**TAREFA**
Transcreva fielmente a parte do trecho de origem que começa em "Diante desta, emudeci!" e vai até "ajudar na sacola.".

───── TRECHO DE ORIGEM ─────

Diante desta, emudeci! É claro que isso é profundo, e se quiséssemos ficaríamos aqui horas falando sobre esses espelhos – que muitas vezes temos dificuldade em confrontar. Tudo o que incomoda no outro tem reflexos nossos. Confrontos importantes! Contudo, esse foi só um exemplo dos muitos questionamentos e estranhamentos que fui passando – e ainda passo – por aqui nesta repatriação.
Mas sem perdermos o fio da meada, quando olhei aquele moço, sentado sobre uns farrapos, sacolinha do mercado aberta e vazia, me lembrei da tal sessão terapêutica. E agora o que faço?! Olho para ele, entro correndo no mercado ou desisto desse caminho? Mas, e o espelho? Será que já estou pronta para olhar? Enfrentei. Olhei nos olhos, falei com ele e fui buscar alguma coisa para ajudar na sacola.

───── ITENS FORNECIDOS ─────

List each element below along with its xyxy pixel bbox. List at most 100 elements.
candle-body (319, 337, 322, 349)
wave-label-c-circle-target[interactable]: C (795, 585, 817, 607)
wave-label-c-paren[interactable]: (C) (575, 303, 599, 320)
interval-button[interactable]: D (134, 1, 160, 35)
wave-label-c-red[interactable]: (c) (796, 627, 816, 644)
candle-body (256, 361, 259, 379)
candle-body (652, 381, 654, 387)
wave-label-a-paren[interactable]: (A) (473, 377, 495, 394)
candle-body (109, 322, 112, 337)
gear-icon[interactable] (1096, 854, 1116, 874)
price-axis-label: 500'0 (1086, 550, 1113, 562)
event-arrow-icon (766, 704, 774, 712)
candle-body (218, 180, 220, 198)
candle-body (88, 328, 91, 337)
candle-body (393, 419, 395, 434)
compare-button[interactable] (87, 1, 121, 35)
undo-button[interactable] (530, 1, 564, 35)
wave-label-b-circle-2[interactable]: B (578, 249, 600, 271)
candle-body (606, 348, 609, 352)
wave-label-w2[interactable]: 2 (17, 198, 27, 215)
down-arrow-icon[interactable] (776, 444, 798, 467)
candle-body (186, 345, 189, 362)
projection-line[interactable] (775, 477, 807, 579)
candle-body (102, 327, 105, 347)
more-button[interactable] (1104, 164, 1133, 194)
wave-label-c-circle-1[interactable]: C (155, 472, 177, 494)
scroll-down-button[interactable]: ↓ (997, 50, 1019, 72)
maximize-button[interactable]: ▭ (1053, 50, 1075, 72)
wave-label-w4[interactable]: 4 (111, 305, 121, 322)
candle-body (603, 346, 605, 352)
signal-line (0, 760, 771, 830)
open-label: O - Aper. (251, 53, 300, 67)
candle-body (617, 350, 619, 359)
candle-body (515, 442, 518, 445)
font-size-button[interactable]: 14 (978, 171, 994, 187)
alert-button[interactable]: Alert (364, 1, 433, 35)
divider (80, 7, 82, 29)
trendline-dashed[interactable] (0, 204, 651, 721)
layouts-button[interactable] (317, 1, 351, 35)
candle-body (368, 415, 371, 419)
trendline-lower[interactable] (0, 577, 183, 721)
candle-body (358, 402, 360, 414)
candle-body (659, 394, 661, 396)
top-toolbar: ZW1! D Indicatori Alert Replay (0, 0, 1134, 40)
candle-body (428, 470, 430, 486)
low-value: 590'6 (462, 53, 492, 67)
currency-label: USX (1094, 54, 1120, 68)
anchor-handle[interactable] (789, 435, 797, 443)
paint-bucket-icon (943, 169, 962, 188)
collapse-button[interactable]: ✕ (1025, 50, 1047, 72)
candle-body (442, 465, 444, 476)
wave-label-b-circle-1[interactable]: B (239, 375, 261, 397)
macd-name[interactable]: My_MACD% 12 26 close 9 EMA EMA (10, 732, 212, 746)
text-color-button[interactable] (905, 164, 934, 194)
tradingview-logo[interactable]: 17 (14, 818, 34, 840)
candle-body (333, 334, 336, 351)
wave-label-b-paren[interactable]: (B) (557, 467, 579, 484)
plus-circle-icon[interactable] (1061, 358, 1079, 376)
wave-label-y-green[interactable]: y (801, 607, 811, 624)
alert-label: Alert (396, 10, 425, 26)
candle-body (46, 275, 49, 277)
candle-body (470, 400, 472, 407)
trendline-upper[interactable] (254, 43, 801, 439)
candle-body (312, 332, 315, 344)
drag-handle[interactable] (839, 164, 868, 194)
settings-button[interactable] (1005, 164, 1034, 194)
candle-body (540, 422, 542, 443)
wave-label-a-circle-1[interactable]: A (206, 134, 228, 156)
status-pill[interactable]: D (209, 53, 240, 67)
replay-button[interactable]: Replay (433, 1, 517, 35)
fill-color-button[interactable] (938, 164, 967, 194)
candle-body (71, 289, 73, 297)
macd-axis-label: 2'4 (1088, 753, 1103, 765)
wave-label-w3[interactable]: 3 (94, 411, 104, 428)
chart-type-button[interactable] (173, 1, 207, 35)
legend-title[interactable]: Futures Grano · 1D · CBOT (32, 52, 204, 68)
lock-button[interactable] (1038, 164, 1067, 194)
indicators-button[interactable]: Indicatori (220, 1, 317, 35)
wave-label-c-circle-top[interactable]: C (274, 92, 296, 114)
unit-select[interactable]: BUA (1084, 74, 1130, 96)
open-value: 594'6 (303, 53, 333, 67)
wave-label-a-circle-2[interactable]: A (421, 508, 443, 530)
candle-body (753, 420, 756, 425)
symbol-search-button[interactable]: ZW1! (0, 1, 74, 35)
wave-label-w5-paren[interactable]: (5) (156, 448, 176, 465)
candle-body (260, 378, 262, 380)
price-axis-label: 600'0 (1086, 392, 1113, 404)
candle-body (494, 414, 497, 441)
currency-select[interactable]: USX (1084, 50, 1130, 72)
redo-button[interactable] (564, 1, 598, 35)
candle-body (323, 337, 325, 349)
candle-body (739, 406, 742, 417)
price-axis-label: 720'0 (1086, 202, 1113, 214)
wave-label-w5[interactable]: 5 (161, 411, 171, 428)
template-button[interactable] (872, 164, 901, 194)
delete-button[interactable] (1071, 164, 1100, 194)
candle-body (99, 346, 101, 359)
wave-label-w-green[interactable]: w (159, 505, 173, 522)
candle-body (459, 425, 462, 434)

─────

**RESPOSTA**
Diante desta, emudeci! É claro que isso é profundo, e se quiséssemos ficaríamos aqui horas falando sobre esses espelhos – que muitas vezes temos dificuldade em confrontar. Tudo o que incomoda no outro tem reflexos nossos. Confrontos importantes! Contudo, esse foi só um exemplo dos muitos questionamentos e estranhamentos que fui passando – e ainda passo – por aqui nesta repatriação.
Mas sem perdermos o fio da meada, quando olhei aquele moço, sentado sobre uns farrapos, sacolinha do mercado aberta e vazia, me lembrei da tal sessão terapêutica. E agora o que faço?! Olho para ele, entro correndo no mercado ou desisto desse caminho? Mas, e o espelho? Será que já estou pronta para olhar? Enfrentei. Olhei nos olhos, falei com ele e fui buscar alguma coisa para ajudar na sacola.